PROBLEM>
Write out exactly the lines below that run from the line containing "Enumerate this screenshot's" through the last line of the records.
────
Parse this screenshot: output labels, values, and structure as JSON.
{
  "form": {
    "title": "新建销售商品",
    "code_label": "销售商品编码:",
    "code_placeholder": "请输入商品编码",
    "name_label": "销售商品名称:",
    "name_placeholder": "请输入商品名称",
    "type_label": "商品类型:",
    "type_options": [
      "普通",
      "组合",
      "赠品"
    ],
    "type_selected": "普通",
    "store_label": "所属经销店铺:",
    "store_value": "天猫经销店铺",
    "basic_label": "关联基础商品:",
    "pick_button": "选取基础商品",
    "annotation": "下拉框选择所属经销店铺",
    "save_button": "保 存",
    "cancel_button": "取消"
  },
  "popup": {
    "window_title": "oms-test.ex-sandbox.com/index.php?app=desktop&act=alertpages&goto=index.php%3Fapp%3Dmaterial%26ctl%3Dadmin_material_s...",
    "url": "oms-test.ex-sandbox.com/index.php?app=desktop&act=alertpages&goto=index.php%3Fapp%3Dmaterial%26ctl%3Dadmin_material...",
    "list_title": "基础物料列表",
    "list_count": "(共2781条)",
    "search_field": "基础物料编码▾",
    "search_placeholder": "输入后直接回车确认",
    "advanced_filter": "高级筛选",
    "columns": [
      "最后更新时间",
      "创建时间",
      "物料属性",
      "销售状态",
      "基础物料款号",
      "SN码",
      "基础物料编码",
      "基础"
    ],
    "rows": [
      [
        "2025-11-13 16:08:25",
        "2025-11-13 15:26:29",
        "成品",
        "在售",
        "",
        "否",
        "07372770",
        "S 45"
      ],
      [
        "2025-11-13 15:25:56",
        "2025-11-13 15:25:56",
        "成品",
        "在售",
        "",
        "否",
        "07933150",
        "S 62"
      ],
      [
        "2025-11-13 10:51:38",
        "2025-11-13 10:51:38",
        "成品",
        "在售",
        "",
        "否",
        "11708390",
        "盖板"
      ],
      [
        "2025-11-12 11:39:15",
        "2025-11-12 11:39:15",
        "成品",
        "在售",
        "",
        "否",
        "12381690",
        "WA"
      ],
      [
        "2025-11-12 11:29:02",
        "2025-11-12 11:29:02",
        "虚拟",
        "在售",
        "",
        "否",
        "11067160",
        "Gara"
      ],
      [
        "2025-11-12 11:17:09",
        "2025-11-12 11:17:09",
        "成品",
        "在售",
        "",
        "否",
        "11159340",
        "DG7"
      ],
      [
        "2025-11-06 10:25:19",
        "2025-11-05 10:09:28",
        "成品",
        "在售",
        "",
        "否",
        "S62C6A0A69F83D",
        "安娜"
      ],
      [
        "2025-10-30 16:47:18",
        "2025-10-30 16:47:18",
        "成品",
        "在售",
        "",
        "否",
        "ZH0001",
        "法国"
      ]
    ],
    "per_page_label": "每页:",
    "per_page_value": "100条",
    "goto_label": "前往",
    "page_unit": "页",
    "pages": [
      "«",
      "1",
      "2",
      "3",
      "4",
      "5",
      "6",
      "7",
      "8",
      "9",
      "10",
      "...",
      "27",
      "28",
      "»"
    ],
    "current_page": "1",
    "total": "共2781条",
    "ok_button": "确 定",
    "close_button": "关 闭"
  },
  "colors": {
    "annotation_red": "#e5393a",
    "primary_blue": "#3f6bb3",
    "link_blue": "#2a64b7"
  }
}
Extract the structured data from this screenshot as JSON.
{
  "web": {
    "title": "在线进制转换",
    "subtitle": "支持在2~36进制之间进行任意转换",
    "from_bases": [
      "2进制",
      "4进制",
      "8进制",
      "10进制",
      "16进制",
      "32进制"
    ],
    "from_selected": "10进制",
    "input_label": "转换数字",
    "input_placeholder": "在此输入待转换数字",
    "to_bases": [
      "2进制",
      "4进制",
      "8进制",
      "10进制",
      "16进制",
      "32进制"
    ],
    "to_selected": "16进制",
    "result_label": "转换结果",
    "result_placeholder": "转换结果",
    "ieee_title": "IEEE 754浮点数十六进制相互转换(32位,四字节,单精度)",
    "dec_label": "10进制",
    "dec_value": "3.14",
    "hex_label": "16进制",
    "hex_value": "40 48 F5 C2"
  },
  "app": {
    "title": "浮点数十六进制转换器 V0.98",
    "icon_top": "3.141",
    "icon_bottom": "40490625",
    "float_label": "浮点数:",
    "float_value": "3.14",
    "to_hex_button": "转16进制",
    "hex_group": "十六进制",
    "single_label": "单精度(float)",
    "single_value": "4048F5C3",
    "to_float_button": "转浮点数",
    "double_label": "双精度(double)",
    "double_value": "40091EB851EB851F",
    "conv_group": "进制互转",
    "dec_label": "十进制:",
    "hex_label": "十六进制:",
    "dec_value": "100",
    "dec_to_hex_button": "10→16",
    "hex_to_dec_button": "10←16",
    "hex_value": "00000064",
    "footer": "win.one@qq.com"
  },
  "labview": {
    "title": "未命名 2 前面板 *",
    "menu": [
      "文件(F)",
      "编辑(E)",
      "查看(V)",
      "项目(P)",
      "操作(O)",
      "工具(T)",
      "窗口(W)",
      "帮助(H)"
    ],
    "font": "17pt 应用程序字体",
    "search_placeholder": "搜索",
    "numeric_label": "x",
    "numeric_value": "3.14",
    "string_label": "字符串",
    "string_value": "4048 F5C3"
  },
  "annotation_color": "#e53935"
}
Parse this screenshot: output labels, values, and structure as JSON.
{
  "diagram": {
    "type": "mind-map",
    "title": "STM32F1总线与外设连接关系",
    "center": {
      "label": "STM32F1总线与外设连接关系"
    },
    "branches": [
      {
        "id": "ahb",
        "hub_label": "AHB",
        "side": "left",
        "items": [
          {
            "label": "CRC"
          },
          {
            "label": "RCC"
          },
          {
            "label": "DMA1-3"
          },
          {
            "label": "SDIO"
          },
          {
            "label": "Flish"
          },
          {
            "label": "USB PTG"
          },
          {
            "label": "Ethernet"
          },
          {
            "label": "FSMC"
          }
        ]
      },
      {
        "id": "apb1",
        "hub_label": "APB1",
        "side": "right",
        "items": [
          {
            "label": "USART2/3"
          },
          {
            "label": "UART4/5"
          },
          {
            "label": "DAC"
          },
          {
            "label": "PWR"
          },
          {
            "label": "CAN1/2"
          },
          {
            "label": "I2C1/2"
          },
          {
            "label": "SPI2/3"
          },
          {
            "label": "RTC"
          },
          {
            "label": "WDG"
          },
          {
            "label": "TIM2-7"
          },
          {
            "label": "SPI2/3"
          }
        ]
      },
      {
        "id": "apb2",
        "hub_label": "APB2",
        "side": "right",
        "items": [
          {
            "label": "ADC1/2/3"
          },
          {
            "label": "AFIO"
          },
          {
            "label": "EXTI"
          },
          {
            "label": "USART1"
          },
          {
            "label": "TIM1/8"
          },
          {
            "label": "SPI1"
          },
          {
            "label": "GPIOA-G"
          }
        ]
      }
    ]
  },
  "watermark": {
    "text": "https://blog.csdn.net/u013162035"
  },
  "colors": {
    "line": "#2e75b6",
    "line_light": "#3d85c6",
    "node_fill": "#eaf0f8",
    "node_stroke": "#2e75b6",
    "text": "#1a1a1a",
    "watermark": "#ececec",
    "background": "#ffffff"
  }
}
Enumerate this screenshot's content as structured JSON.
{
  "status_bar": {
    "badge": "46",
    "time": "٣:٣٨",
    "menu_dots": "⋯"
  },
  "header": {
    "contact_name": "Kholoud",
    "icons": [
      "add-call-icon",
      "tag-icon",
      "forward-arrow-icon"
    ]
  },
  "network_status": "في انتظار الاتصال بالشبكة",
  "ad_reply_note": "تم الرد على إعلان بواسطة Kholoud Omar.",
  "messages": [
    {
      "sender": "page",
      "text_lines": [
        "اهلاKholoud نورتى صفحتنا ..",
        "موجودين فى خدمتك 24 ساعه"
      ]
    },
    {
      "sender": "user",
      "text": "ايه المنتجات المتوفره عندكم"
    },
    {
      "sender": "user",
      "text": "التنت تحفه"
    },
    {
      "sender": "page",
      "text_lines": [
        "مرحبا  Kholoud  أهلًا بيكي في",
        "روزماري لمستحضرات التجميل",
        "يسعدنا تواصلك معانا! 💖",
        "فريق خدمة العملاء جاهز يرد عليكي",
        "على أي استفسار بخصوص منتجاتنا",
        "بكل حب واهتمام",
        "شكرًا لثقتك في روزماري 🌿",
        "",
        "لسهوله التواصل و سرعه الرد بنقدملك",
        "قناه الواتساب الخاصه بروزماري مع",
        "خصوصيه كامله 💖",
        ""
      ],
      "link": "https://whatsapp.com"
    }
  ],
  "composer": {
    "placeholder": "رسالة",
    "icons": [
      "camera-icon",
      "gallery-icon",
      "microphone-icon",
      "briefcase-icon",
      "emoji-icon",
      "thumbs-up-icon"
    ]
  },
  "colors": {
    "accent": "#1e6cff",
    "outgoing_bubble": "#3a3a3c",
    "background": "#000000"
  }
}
────
WRITTEN SOLUTION>
Enumerate this screenshot's content as structured JSON.
{
  "status_bar": {
    "badge": "46",
    "time": "٣:٣٨",
    "menu_dots": "⋯"
  },
  "header": {
    "contact_name": "Kholoud",
    "icons": [
      "add-call-icon",
      "tag-icon",
      "forward-arrow-icon"
    ]
  },
  "network_status": "في انتظار الاتصال بالشبكة",
  "ad_reply_note": "تم الرد على إعلان بواسطة Kholoud Omar.",
  "messages": [
    {
      "sender": "page",
      "text_lines": [
        "اهلاKholoud نورتى صفحتنا ..",
        "موجودين فى خدمتك 24 ساعه"
      ]
    },
    {
      "sender": "user",
      "text": "ايه المنتجات المتوفره عندكم"
    },
    {
      "sender": "user",
      "text": "التنت تحفه"
    },
    {
      "sender": "page",
      "text_lines": [
        "مرحبا  Kholoud  أهلًا بيكي في",
        "روزماري لمستحضرات التجميل",
        "يسعدنا تواصلك معانا! 💖",
        "فريق خدمة العملاء جاهز يرد عليكي",
        "على أي استفسار بخصوص منتجاتنا",
        "بكل حب واهتمام",
        "شكرًا لثقتك في روزماري 🌿",
        "",
        "لسهوله التواصل و سرعه الرد بنقدملك",
        "قناه الواتساب الخاصه بروزماري مع",
        "خصوصيه كامله 💖",
        ""
      ],
      "link": "https://whatsapp.com"
    }
  ],
  "composer": {
    "placeholder": "رسالة",
    "icons": [
      "camera-icon",
      "gallery-icon",
      "microphone-icon",
      "briefcase-icon",
      "emoji-icon",
      "thumbs-up-icon"
    ]
  },
  "colors": {
    "accent": "#1e6cff",
    "outgoing_bubble": "#3a3a3c",
    "background": "#000000"
  }
}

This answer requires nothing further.